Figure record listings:
----------------------------------------
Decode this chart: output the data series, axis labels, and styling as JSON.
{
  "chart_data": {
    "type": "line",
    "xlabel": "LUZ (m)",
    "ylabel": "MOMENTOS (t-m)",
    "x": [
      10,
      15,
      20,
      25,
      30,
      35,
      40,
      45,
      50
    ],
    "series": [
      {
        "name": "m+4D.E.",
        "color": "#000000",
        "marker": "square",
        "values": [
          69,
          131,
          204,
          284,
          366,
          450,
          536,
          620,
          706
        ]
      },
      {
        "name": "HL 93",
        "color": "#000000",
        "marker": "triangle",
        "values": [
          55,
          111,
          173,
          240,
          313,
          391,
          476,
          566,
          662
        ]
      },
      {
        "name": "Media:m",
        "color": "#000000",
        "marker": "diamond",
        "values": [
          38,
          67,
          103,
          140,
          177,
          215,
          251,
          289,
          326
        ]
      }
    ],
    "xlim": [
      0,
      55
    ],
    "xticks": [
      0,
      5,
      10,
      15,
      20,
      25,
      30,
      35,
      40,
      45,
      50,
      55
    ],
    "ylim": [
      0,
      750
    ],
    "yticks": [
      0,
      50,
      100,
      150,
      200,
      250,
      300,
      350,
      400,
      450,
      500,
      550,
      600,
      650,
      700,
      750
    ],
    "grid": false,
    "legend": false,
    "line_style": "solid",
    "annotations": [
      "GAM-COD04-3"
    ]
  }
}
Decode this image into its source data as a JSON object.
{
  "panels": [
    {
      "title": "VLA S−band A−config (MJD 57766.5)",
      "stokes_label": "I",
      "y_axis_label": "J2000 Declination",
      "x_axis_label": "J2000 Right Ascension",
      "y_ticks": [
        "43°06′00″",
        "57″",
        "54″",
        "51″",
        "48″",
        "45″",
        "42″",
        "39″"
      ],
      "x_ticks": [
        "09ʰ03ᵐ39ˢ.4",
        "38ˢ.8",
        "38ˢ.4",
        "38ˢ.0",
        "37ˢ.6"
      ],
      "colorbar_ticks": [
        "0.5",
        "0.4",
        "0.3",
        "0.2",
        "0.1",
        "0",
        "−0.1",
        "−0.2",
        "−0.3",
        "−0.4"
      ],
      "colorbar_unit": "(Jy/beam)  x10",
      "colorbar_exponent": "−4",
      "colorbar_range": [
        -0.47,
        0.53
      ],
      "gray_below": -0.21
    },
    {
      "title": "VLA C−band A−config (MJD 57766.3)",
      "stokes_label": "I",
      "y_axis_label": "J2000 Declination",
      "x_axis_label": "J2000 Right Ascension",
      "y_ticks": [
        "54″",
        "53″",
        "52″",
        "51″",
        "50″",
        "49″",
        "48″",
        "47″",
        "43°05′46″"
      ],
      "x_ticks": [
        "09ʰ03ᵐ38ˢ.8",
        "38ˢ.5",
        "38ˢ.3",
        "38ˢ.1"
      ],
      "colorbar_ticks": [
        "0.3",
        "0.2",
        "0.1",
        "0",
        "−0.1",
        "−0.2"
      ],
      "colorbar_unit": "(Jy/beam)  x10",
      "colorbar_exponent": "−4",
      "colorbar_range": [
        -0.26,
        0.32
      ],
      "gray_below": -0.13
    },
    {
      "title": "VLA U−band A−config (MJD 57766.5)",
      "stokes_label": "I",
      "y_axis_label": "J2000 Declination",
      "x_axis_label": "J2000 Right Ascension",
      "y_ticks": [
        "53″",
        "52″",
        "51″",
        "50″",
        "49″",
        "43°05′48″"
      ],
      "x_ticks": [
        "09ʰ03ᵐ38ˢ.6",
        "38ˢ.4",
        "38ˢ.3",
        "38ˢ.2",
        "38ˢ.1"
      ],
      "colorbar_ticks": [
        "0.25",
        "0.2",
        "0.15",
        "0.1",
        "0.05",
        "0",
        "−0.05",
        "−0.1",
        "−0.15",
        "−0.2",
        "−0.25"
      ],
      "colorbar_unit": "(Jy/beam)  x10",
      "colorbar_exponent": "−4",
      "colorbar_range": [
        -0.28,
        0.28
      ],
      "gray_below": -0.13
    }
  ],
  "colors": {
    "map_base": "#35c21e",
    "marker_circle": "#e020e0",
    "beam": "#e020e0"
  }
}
----------------------------------------
### What you need to do
Return all of the entries exactly as they were supplied.

### Correct result
Decode this chart: output the data series, axis labels, and styling as JSON.
{
  "chart_data": {
    "type": "line",
    "xlabel": "LUZ (m)",
    "ylabel": "MOMENTOS (t-m)",
    "x": [
      10,
      15,
      20,
      25,
      30,
      35,
      40,
      45,
      50
    ],
    "series": [
      {
        "name": "m+4D.E.",
        "color": "#000000",
        "marker": "square",
        "values": [
          69,
          131,
          204,
          284,
          366,
          450,
          536,
          620,
          706
        ]
      },
      {
        "name": "HL 93",
        "color": "#000000",
        "marker": "triangle",
        "values": [
          55,
          111,
          173,
          240,
          313,
          391,
          476,
          566,
          662
        ]
      },
      {
        "name": "Media:m",
        "color": "#000000",
        "marker": "diamond",
        "values": [
          38,
          67,
          103,
          140,
          177,
          215,
          251,
          289,
          326
        ]
      }
    ],
    "xlim": [
      0,
      55
    ],
    "xticks": [
      0,
      5,
      10,
      15,
      20,
      25,
      30,
      35,
      40,
      45,
      50,
      55
    ],
    "ylim": [
      0,
      750
    ],
    "yticks": [
      0,
      50,
      100,
      150,
      200,
      250,
      300,
      350,
      400,
      450,
      500,
      550,
      600,
      650,
      700,
      750
    ],
    "grid": false,
    "legend": false,
    "line_style": "solid",
    "annotations": [
      "GAM-COD04-3"
    ]
  }
}
Decode this image into its source data as a JSON object.
{
  "panels": [
    {
      "title": "VLA S−band A−config (MJD 57766.5)",
      "stokes_label": "I",
      "y_axis_label": "J2000 Declination",
      "x_axis_label": "J2000 Right Ascension",
      "y_ticks": [
        "43°06′00″",
        "57″",
        "54″",
        "51″",
        "48″",
        "45″",
        "42″",
        "39″"
      ],
      "x_ticks": [
        "09ʰ03ᵐ39ˢ.4",
        "38ˢ.8",
        "38ˢ.4",
        "38ˢ.0",
        "37ˢ.6"
      ],
      "colorbar_ticks": [
        "0.5",
        "0.4",
        "0.3",
        "0.2",
        "0.1",
        "0",
        "−0.1",
        "−0.2",
        "−0.3",
        "−0.4"
      ],
      "colorbar_unit": "(Jy/beam)  x10",
      "colorbar_exponent": "−4",
      "colorbar_range": [
        -0.47,
        0.53
      ],
      "gray_below": -0.21
    },
    {
      "title": "VLA C−band A−config (MJD 57766.3)",
      "stokes_label": "I",
      "y_axis_label": "J2000 Declination",
      "x_axis_label": "J2000 Right Ascension",
      "y_ticks": [
        "54″",
        "53″",
        "52″",
        "51″",
        "50″",
        "49″",
        "48″",
        "47″",
        "43°05′46″"
      ],
      "x_ticks": [
        "09ʰ03ᵐ38ˢ.8",
        "38ˢ.5",
        "38ˢ.3",
        "38ˢ.1"
      ],
      "colorbar_ticks": [
        "0.3",
        "0.2",
        "0.1",
        "0",
        "−0.1",
        "−0.2"
      ],
      "colorbar_unit": "(Jy/beam)  x10",
      "colorbar_exponent": "−4",
      "colorbar_range": [
        -0.26,
        0.32
      ],
      "gray_below": -0.13
    },
    {
      "title": "VLA U−band A−config (MJD 57766.5)",
      "stokes_label": "I",
      "y_axis_label": "J2000 Declination",
      "x_axis_label": "J2000 Right Ascension",
      "y_ticks": [
        "53″",
        "52″",
        "51″",
        "50″",
        "49″",
        "43°05′48″"
      ],
      "x_ticks": [
        "09ʰ03ᵐ38ˢ.6",
        "38ˢ.4",
        "38ˢ.3",
        "38ˢ.2",
        "38ˢ.1"
      ],
      "colorbar_ticks": [
        "0.25",
        "0.2",
        "0.15",
        "0.1",
        "0.05",
        "0",
        "−0.05",
        "−0.1",
        "−0.15",
        "−0.2",
        "−0.25"
      ],
      "colorbar_unit": "(Jy/beam)  x10",
      "colorbar_exponent": "−4",
      "colorbar_range": [
        -0.28,
        0.28
      ],
      "gray_below": -0.13
    }
  ],
  "colors": {
    "map_base": "#35c21e",
    "marker_circle": "#e020e0",
    "beam": "#e020e0"
  }
}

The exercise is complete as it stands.